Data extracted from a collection
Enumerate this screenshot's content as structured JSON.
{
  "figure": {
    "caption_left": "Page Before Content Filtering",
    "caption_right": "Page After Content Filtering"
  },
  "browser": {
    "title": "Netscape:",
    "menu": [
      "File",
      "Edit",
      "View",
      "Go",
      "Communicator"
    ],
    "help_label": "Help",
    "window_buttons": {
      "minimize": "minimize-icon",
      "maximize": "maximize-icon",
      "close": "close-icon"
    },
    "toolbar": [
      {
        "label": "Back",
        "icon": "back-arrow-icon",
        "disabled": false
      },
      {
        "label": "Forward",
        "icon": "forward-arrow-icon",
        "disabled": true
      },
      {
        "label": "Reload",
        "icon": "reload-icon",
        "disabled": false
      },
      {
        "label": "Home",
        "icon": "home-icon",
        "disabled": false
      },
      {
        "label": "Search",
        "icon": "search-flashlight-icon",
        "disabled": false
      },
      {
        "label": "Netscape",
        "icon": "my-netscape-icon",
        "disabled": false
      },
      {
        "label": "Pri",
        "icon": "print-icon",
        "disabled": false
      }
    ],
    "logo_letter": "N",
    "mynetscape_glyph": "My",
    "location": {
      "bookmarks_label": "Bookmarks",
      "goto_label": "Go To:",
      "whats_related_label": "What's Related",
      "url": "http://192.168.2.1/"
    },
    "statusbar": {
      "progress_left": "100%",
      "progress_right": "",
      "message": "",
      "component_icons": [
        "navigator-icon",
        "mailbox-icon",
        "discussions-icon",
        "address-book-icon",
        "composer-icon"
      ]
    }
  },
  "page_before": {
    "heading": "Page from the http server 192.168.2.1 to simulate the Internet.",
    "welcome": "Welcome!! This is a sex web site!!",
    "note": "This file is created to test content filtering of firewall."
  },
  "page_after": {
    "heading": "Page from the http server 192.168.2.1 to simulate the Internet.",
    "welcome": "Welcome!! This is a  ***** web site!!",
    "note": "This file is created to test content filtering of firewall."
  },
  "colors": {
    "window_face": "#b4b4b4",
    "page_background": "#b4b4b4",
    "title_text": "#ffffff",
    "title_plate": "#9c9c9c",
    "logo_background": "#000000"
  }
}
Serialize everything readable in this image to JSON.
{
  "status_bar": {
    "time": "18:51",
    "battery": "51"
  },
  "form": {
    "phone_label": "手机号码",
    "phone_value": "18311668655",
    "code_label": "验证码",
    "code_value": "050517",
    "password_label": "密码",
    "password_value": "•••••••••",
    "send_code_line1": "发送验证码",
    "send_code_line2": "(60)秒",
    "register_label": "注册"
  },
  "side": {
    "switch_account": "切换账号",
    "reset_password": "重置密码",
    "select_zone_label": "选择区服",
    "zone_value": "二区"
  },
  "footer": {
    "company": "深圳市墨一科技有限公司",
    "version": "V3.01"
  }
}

**What is expected:** Retype every entry word for word.

**The response:**
Enumerate this screenshot's content as structured JSON.
{
  "figure": {
    "caption_left": "Page Before Content Filtering",
    "caption_right": "Page After Content Filtering"
  },
  "browser": {
    "title": "Netscape:",
    "menu": [
      "File",
      "Edit",
      "View",
      "Go",
      "Communicator"
    ],
    "help_label": "Help",
    "window_buttons": {
      "minimize": "minimize-icon",
      "maximize": "maximize-icon",
      "close": "close-icon"
    },
    "toolbar": [
      {
        "label": "Back",
        "icon": "back-arrow-icon",
        "disabled": false
      },
      {
        "label": "Forward",
        "icon": "forward-arrow-icon",
        "disabled": true
      },
      {
        "label": "Reload",
        "icon": "reload-icon",
        "disabled": false
      },
      {
        "label": "Home",
        "icon": "home-icon",
        "disabled": false
      },
      {
        "label": "Search",
        "icon": "search-flashlight-icon",
        "disabled": false
      },
      {
        "label": "Netscape",
        "icon": "my-netscape-icon",
        "disabled": false
      },
      {
        "label": "Pri",
        "icon": "print-icon",
        "disabled": false
      }
    ],
    "logo_letter": "N",
    "mynetscape_glyph": "My",
    "location": {
      "bookmarks_label": "Bookmarks",
      "goto_label": "Go To:",
      "whats_related_label": "What's Related",
      "url": "http://192.168.2.1/"
    },
    "statusbar": {
      "progress_left": "100%",
      "progress_right": "",
      "message": "",
      "component_icons": [
        "navigator-icon",
        "mailbox-icon",
        "discussions-icon",
        "address-book-icon",
        "composer-icon"
      ]
    }
  },
  "page_before": {
    "heading": "Page from the http server 192.168.2.1 to simulate the Internet.",
    "welcome": "Welcome!! This is a sex web site!!",
    "note": "This file is created to test content filtering of firewall."
  },
  "page_after": {
    "heading": "Page from the http server 192.168.2.1 to simulate the Internet.",
    "welcome": "Welcome!! This is a  ***** web site!!",
    "note": "This file is created to test content filtering of firewall."
  },
  "colors": {
    "window_face": "#b4b4b4",
    "page_background": "#b4b4b4",
    "title_text": "#ffffff",
    "title_plate": "#9c9c9c",
    "logo_background": "#000000"
  }
}
Serialize everything readable in this image to JSON.
{
  "status_bar": {
    "time": "18:51",
    "battery": "51"
  },
  "form": {
    "phone_label": "手机号码",
    "phone_value": "18311668655",
    "code_label": "验证码",
    "code_value": "050517",
    "password_label": "密码",
    "password_value": "•••••••••",
    "send_code_line1": "发送验证码",
    "send_code_line2": "(60)秒",
    "register_label": "注册"
  },
  "side": {
    "switch_account": "切换账号",
    "reset_password": "重置密码",
    "select_zone_label": "选择区服",
    "zone_value": "二区"
  },
  "footer": {
    "company": "深圳市墨一科技有限公司",
    "version": "V3.01"
  }
}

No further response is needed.